- [What the task asks] Restate the entries below verbatim.

- [Input]
(begin)
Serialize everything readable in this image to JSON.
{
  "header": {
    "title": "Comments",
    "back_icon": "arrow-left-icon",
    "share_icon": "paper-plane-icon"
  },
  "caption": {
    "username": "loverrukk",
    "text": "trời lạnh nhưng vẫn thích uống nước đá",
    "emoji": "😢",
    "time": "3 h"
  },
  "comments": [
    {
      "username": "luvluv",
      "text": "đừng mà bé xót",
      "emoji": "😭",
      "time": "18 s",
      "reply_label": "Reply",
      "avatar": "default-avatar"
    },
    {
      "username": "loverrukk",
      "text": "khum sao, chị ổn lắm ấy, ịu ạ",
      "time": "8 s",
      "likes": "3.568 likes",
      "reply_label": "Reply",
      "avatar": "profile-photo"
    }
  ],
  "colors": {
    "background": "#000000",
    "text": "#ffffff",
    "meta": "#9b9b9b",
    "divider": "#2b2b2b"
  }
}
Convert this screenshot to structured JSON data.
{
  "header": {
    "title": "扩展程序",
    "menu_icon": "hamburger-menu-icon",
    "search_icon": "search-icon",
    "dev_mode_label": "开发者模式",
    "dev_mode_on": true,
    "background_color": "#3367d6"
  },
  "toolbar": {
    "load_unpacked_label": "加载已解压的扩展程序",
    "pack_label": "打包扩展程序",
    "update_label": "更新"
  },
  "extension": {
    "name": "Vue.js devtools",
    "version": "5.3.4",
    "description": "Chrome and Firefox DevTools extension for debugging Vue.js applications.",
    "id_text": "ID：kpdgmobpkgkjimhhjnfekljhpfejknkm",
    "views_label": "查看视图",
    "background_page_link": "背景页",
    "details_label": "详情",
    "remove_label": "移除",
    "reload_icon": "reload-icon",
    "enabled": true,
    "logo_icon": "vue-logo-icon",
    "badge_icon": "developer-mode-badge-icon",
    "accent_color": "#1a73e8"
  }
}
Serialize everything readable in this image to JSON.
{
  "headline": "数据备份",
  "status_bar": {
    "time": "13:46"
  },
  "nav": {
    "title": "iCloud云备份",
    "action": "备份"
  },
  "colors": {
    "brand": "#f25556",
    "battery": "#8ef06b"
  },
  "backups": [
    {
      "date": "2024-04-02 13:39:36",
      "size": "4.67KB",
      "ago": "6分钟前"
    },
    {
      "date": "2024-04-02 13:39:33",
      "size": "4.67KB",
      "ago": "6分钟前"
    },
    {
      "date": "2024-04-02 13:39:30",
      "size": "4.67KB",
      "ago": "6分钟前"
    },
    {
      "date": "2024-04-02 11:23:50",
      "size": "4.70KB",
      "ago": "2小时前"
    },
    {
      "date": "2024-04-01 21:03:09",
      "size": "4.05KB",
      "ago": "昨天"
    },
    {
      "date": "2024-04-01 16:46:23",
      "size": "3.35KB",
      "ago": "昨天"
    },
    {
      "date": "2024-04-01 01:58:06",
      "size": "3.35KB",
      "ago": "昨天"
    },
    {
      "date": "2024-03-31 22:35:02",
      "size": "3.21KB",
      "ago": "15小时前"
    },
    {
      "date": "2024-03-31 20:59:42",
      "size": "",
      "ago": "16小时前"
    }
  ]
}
(end)
- [Result]
Serialize everything readable in this image to JSON.
{
  "header": {
    "title": "Comments",
    "back_icon": "arrow-left-icon",
    "share_icon": "paper-plane-icon"
  },
  "caption": {
    "username": "loverrukk",
    "text": "trời lạnh nhưng vẫn thích uống nước đá",
    "emoji": "😢",
    "time": "3 h"
  },
  "comments": [
    {
      "username": "luvluv",
      "text": "đừng mà bé xót",
      "emoji": "😭",
      "time": "18 s",
      "reply_label": "Reply",
      "avatar": "default-avatar"
    },
    {
      "username": "loverrukk",
      "text": "khum sao, chị ổn lắm ấy, ịu ạ",
      "time": "8 s",
      "likes": "3.568 likes",
      "reply_label": "Reply",
      "avatar": "profile-photo"
    }
  ],
  "colors": {
    "background": "#000000",
    "text": "#ffffff",
    "meta": "#9b9b9b",
    "divider": "#2b2b2b"
  }
}
Convert this screenshot to structured JSON data.
{
  "header": {
    "title": "扩展程序",
    "menu_icon": "hamburger-menu-icon",
    "search_icon": "search-icon",
    "dev_mode_label": "开发者模式",
    "dev_mode_on": true,
    "background_color": "#3367d6"
  },
  "toolbar": {
    "load_unpacked_label": "加载已解压的扩展程序",
    "pack_label": "打包扩展程序",
    "update_label": "更新"
  },
  "extension": {
    "name": "Vue.js devtools",
    "version": "5.3.4",
    "description": "Chrome and Firefox DevTools extension for debugging Vue.js applications.",
    "id_text": "ID：kpdgmobpkgkjimhhjnfekljhpfejknkm",
    "views_label": "查看视图",
    "background_page_link": "背景页",
    "details_label": "详情",
    "remove_label": "移除",
    "reload_icon": "reload-icon",
    "enabled": true,
    "logo_icon": "vue-logo-icon",
    "badge_icon": "developer-mode-badge-icon",
    "accent_color": "#1a73e8"
  }
}
Serialize everything readable in this image to JSON.
{
  "headline": "数据备份",
  "status_bar": {
    "time": "13:46"
  },
  "nav": {
    "title": "iCloud云备份",
    "action": "备份"
  },
  "colors": {
    "brand": "#f25556",
    "battery": "#8ef06b"
  },
  "backups": [
    {
      "date": "2024-04-02 13:39:36",
      "size": "4.67KB",
      "ago": "6分钟前"
    },
    {
      "date": "2024-04-02 13:39:33",
      "size": "4.67KB",
      "ago": "6分钟前"
    },
    {
      "date": "2024-04-02 13:39:30",
      "size": "4.67KB",
      "ago": "6分钟前"
    },
    {
      "date": "2024-04-02 11:23:50",
      "size": "4.70KB",
      "ago": "2小时前"
    },
    {
      "date": "2024-04-01 21:03:09",
      "size": "4.05KB",
      "ago": "昨天"
    },
    {
      "date": "2024-04-01 16:46:23",
      "size": "3.35KB",
      "ago": "昨天"
    },
    {
      "date": "2024-04-01 01:58:06",
      "size": "3.35KB",
      "ago": "昨天"
    },
    {
      "date": "2024-03-31 22:35:02",
      "size": "3.21KB",
      "ago": "15小时前"
    },
    {
      "date": "2024-03-31 20:59:42",
      "size": "",
      "ago": "16小时前"
    }
  ]
}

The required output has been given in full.